THE PROBLEM: Count lines, not occurrences: give the number of lines holding the word "honneur", and nothing besides.

[Recorded data]
=====

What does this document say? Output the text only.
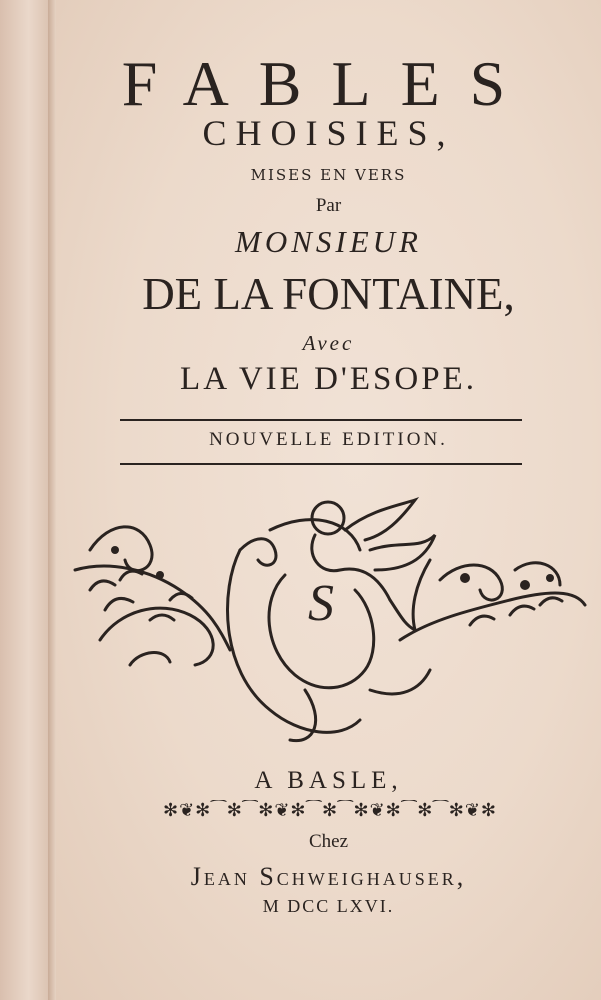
FABLES

CHOISIES,

MISES EN VERS

Par

MONSIEUR

DE LA FONTAINE,

Avec

LA VIE D'ESOPE.

NOUVELLE EDITION.

S

A BASLE,

✻❦✻⁀✻⁀✻❦✻⁀✻⁀✻❦✻⁀✻⁀✻❦✻

Chez

Jean Schweighauser,

M DCC LXVI.
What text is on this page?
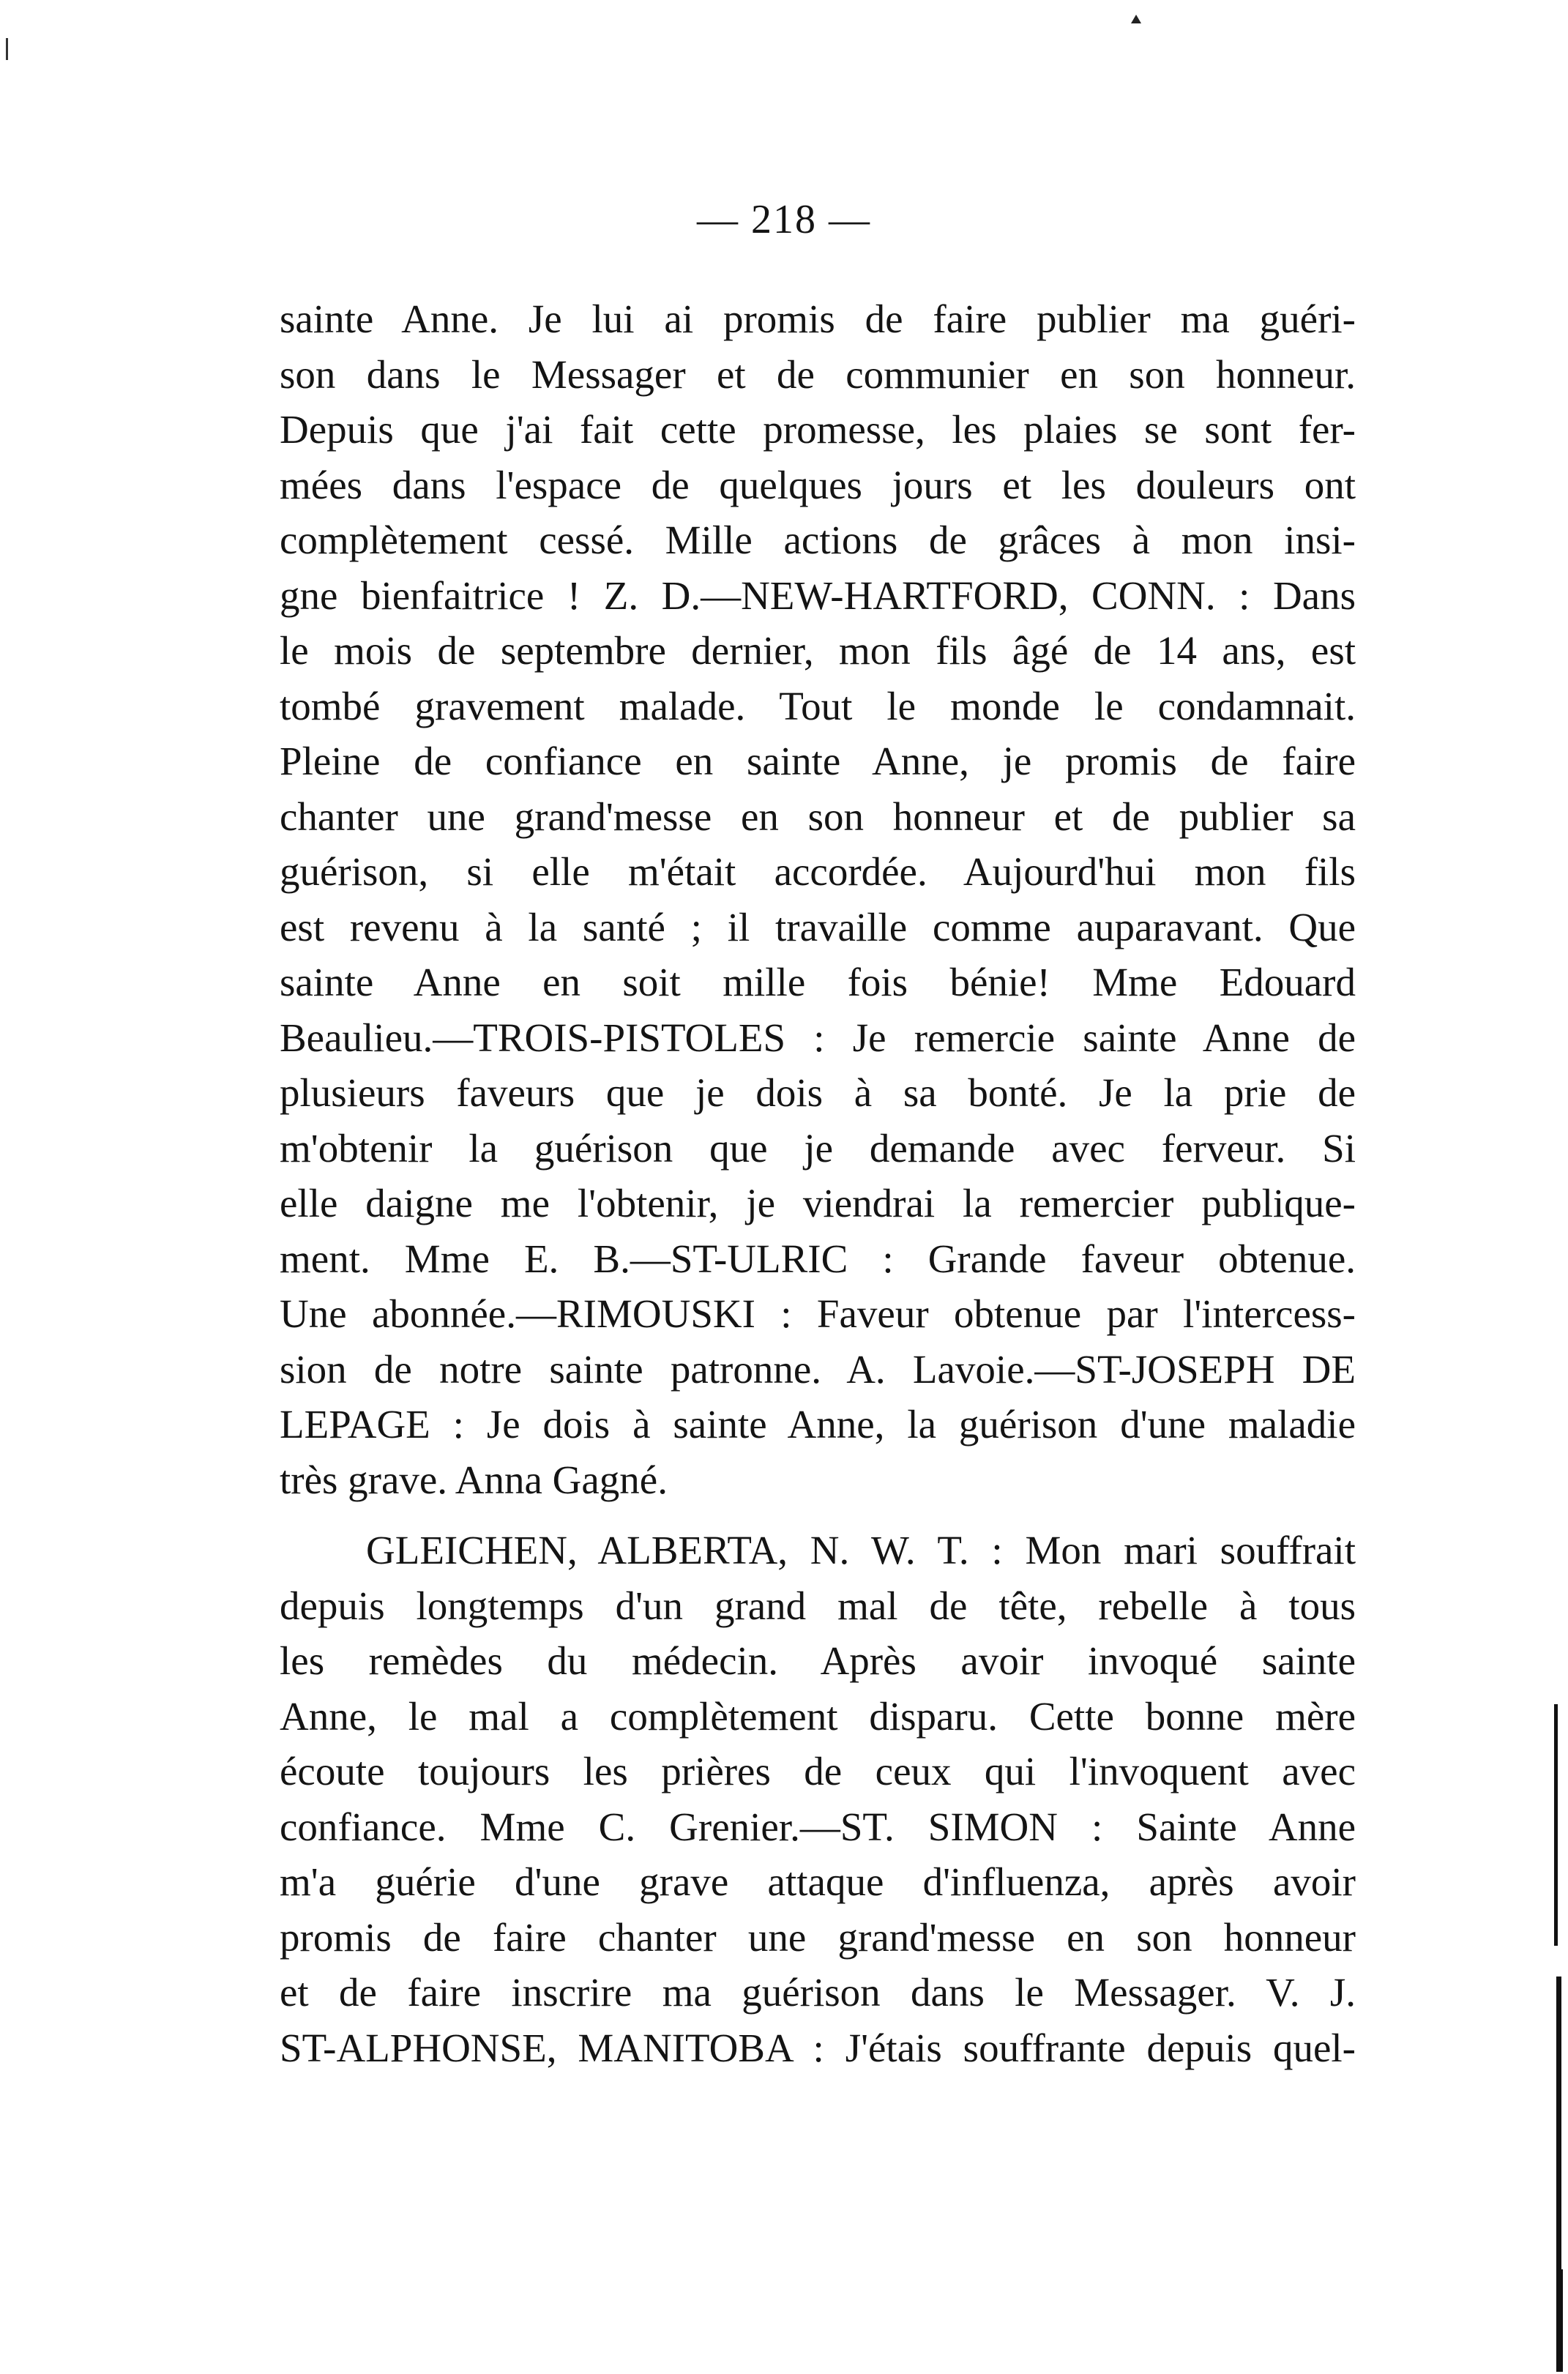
— 218 —
sainte Anne. Je lui ai promis de faire publier ma guéri-
son dans le Messager et de communier en son honneur.
Depuis que j'ai fait cette promesse, les plaies se sont fer-
mées dans l'espace de quelques jours et les douleurs ont
complètement cessé. Mille actions de grâces à mon insi-
gne bienfaitrice ! Z. D.—NEW-HARTFORD, CONN. : Dans
le mois de septembre dernier, mon fils âgé de 14 ans, est
tombé gravement malade. Tout le monde le condamnait.
Pleine de confiance en sainte Anne, je promis de faire
chanter une grand'messe en son honneur et de publier sa
guérison, si elle m'était accordée. Aujourd'hui mon fils
est revenu à la santé ; il travaille comme auparavant. Que
sainte Anne en soit mille fois bénie! Mme Edouard
Beaulieu.—TROIS-PISTOLES : Je remercie sainte Anne de
plusieurs faveurs que je dois à sa bonté. Je la prie de
m'obtenir la guérison que je demande avec ferveur. Si
elle daigne me l'obtenir, je viendrai la remercier publique-
ment. Mme E. B.—ST-ULRIC : Grande faveur obtenue.
Une abonnée.—RIMOUSKI : Faveur obtenue par l'intercess-
sion de notre sainte patronne. A. Lavoie.—ST-JOSEPH DE
LEPAGE : Je dois à sainte Anne, la guérison d'une maladie
très grave. Anna Gagné.
GLEICHEN, ALBERTA, N. W. T. : Mon mari souffrait
depuis longtemps d'un grand mal de tête, rebelle à tous
les remèdes du médecin. Après avoir invoqué sainte
Anne, le mal a complètement disparu. Cette bonne mère
écoute toujours les prières de ceux qui l'invoquent avec
confiance. Mme C. Grenier.—ST. SIMON : Sainte Anne
m'a guérie d'une grave attaque d'influenza, après avoir
promis de faire chanter une grand'messe en son honneur
et de faire inscrire ma guérison dans le Messager. V. J.
ST-ALPHONSE, MANITOBA : J'étais souffrante depuis quel-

=====

SOLUTION TO THIS TASK: 3